EXERCISE TASK: Reproduce each line exactly, including spacing and punctuation.

** BEGIN **

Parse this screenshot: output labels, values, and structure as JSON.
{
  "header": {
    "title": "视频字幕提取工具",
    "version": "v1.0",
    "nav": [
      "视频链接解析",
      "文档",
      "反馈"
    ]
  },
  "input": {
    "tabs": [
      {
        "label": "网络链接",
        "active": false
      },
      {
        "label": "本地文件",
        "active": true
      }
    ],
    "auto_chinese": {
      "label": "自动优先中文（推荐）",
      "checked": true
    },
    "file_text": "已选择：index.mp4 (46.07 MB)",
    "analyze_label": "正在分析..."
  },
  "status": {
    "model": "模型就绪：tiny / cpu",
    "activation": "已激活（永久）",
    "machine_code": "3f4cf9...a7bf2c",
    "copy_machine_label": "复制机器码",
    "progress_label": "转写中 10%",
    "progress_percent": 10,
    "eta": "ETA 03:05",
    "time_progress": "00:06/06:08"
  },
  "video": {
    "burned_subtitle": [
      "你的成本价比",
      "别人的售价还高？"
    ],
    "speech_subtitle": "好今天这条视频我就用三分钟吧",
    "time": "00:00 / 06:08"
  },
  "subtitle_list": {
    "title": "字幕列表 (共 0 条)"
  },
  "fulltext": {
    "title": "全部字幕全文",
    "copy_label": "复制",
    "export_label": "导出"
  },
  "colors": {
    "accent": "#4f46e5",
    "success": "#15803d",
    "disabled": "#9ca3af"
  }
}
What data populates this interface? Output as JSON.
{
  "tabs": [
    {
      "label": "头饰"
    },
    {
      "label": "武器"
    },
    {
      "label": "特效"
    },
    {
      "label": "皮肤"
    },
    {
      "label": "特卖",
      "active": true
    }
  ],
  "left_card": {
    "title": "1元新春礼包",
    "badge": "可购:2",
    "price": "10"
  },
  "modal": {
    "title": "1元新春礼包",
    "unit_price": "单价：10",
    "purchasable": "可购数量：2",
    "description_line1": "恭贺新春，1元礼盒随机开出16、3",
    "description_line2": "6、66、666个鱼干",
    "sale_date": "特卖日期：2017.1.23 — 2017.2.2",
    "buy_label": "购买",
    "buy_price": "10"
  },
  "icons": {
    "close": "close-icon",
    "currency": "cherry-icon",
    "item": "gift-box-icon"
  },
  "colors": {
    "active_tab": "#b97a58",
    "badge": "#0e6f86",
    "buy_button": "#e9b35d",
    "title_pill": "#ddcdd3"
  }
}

** END **

ANSWER TO THE TASK:
Parse this screenshot: output labels, values, and structure as JSON.
{
  "header": {
    "title": "视频字幕提取工具",
    "version": "v1.0",
    "nav": [
      "视频链接解析",
      "文档",
      "反馈"
    ]
  },
  "input": {
    "tabs": [
      {
        "label": "网络链接",
        "active": false
      },
      {
        "label": "本地文件",
        "active": true
      }
    ],
    "auto_chinese": {
      "label": "自动优先中文（推荐）",
      "checked": true
    },
    "file_text": "已选择：index.mp4 (46.07 MB)",
    "analyze_label": "正在分析..."
  },
  "status": {
    "model": "模型就绪：tiny / cpu",
    "activation": "已激活（永久）",
    "machine_code": "3f4cf9...a7bf2c",
    "copy_machine_label": "复制机器码",
    "progress_label": "转写中 10%",
    "progress_percent": 10,
    "eta": "ETA 03:05",
    "time_progress": "00:06/06:08"
  },
  "video": {
    "burned_subtitle": [
      "你的成本价比",
      "别人的售价还高？"
    ],
    "speech_subtitle": "好今天这条视频我就用三分钟吧",
    "time": "00:00 / 06:08"
  },
  "subtitle_list": {
    "title": "字幕列表 (共 0 条)"
  },
  "fulltext": {
    "title": "全部字幕全文",
    "copy_label": "复制",
    "export_label": "导出"
  },
  "colors": {
    "accent": "#4f46e5",
    "success": "#15803d",
    "disabled": "#9ca3af"
  }
}
What data populates this interface? Output as JSON.
{
  "tabs": [
    {
      "label": "头饰"
    },
    {
      "label": "武器"
    },
    {
      "label": "特效"
    },
    {
      "label": "皮肤"
    },
    {
      "label": "特卖",
      "active": true
    }
  ],
  "left_card": {
    "title": "1元新春礼包",
    "badge": "可购:2",
    "price": "10"
  },
  "modal": {
    "title": "1元新春礼包",
    "unit_price": "单价：10",
    "purchasable": "可购数量：2",
    "description_line1": "恭贺新春，1元礼盒随机开出16、3",
    "description_line2": "6、66、666个鱼干",
    "sale_date": "特卖日期：2017.1.23 — 2017.2.2",
    "buy_label": "购买",
    "buy_price": "10"
  },
  "icons": {
    "close": "close-icon",
    "currency": "cherry-icon",
    "item": "gift-box-icon"
  },
  "colors": {
    "active_tab": "#b97a58",
    "badge": "#0e6f86",
    "buy_button": "#e9b35d",
    "title_pill": "#ddcdd3"
  }
}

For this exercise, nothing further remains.